- What is expected
In the records below, print each line exactly and leave every image out.

- Materials provided
Start of Block

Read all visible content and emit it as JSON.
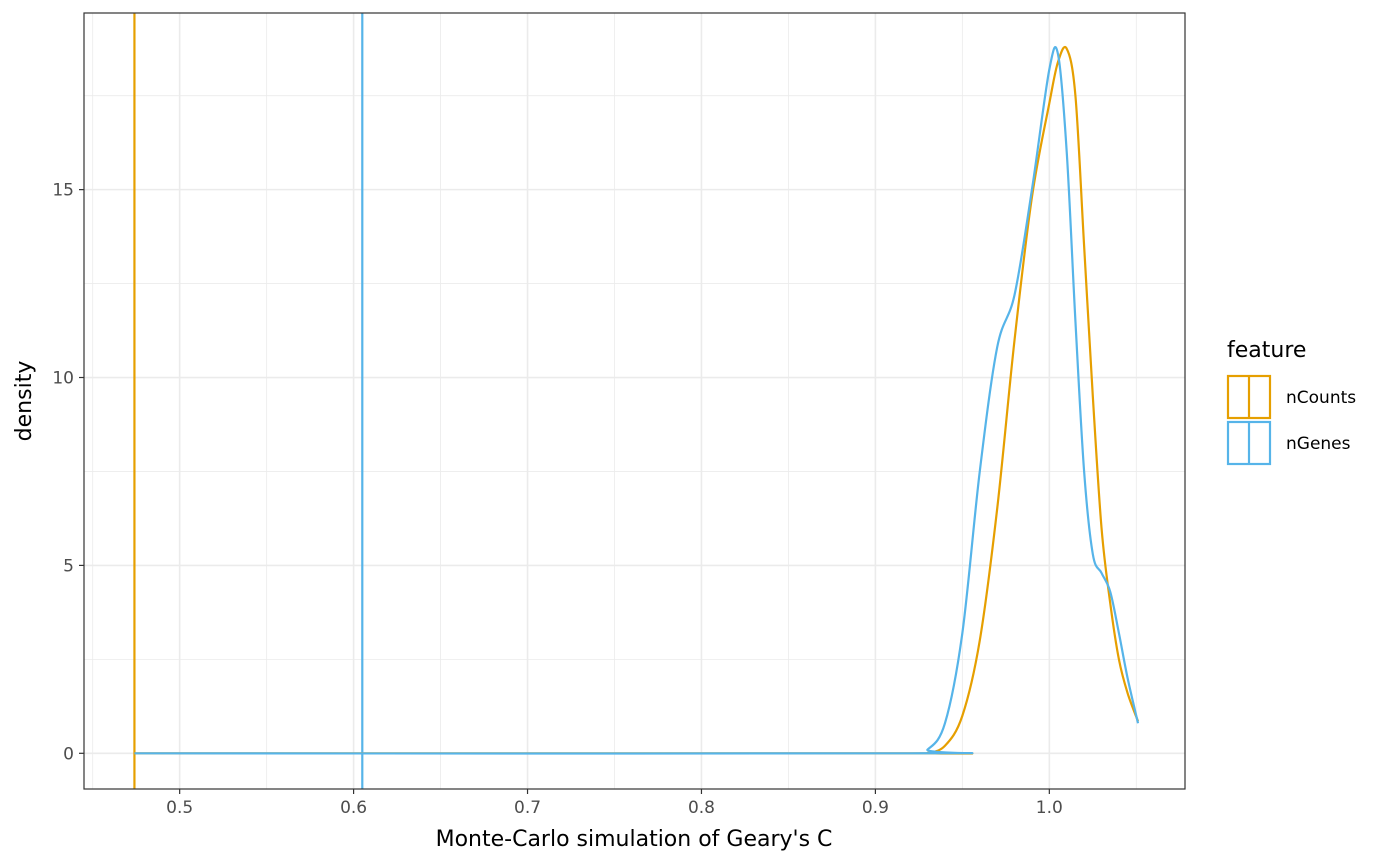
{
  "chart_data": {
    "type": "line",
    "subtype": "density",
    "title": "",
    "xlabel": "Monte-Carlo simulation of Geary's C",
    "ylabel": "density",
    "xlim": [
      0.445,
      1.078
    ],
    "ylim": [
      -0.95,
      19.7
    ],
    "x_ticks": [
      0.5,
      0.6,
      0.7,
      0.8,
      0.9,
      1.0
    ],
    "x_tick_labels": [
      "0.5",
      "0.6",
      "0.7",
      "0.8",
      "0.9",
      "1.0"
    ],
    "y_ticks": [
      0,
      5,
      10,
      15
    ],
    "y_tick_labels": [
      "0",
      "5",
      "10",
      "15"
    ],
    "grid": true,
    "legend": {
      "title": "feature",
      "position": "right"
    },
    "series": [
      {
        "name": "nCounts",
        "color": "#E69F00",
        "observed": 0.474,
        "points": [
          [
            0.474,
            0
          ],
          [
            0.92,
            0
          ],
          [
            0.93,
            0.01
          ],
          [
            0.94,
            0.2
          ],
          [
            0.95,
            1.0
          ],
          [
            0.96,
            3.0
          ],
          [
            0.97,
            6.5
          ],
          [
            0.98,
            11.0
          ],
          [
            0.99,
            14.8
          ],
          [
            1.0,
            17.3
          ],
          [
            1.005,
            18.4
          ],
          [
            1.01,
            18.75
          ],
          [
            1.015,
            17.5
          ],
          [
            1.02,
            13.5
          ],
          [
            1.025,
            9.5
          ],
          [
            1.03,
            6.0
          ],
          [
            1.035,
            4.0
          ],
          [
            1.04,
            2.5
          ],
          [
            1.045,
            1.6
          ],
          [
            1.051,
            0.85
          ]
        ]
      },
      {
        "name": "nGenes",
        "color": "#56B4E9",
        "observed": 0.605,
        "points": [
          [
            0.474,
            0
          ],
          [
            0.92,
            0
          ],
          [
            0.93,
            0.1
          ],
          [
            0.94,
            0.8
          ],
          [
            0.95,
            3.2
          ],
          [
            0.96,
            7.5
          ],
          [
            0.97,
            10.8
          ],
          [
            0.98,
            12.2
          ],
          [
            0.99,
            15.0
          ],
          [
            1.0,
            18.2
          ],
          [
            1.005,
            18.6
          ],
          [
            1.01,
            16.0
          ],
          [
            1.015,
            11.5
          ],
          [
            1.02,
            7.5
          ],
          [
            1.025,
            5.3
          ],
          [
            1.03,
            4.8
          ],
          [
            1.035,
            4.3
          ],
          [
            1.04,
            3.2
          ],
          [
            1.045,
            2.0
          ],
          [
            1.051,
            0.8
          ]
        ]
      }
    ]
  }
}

End of Block

- Problem solution
Read all visible content and emit it as JSON.
{
  "chart_data": {
    "type": "line",
    "subtype": "density",
    "title": "",
    "xlabel": "Monte-Carlo simulation of Geary's C",
    "ylabel": "density",
    "xlim": [
      0.445,
      1.078
    ],
    "ylim": [
      -0.95,
      19.7
    ],
    "x_ticks": [
      0.5,
      0.6,
      0.7,
      0.8,
      0.9,
      1.0
    ],
    "x_tick_labels": [
      "0.5",
      "0.6",
      "0.7",
      "0.8",
      "0.9",
      "1.0"
    ],
    "y_ticks": [
      0,
      5,
      10,
      15
    ],
    "y_tick_labels": [
      "0",
      "5",
      "10",
      "15"
    ],
    "grid": true,
    "legend": {
      "title": "feature",
      "position": "right"
    },
    "series": [
      {
        "name": "nCounts",
        "color": "#E69F00",
        "observed": 0.474,
        "points": [
          [
            0.474,
            0
          ],
          [
            0.92,
            0
          ],
          [
            0.93,
            0.01
          ],
          [
            0.94,
            0.2
          ],
          [
            0.95,
            1.0
          ],
          [
            0.96,
            3.0
          ],
          [
            0.97,
            6.5
          ],
          [
            0.98,
            11.0
          ],
          [
            0.99,
            14.8
          ],
          [
            1.0,
            17.3
          ],
          [
            1.005,
            18.4
          ],
          [
            1.01,
            18.75
          ],
          [
            1.015,
            17.5
          ],
          [
            1.02,
            13.5
          ],
          [
            1.025,
            9.5
          ],
          [
            1.03,
            6.0
          ],
          [
            1.035,
            4.0
          ],
          [
            1.04,
            2.5
          ],
          [
            1.045,
            1.6
          ],
          [
            1.051,
            0.85
          ]
        ]
      },
      {
        "name": "nGenes",
        "color": "#56B4E9",
        "observed": 0.605,
        "points": [
          [
            0.474,
            0
          ],
          [
            0.92,
            0
          ],
          [
            0.93,
            0.1
          ],
          [
            0.94,
            0.8
          ],
          [
            0.95,
            3.2
          ],
          [
            0.96,
            7.5
          ],
          [
            0.97,
            10.8
          ],
          [
            0.98,
            12.2
          ],
          [
            0.99,
            15.0
          ],
          [
            1.0,
            18.2
          ],
          [
            1.005,
            18.6
          ],
          [
            1.01,
            16.0
          ],
          [
            1.015,
            11.5
          ],
          [
            1.02,
            7.5
          ],
          [
            1.025,
            5.3
          ],
          [
            1.03,
            4.8
          ],
          [
            1.035,
            4.3
          ],
          [
            1.04,
            3.2
          ],
          [
            1.045,
            2.0
          ],
          [
            1.051,
            0.8
          ]
        ]
      }
    ]
  }
}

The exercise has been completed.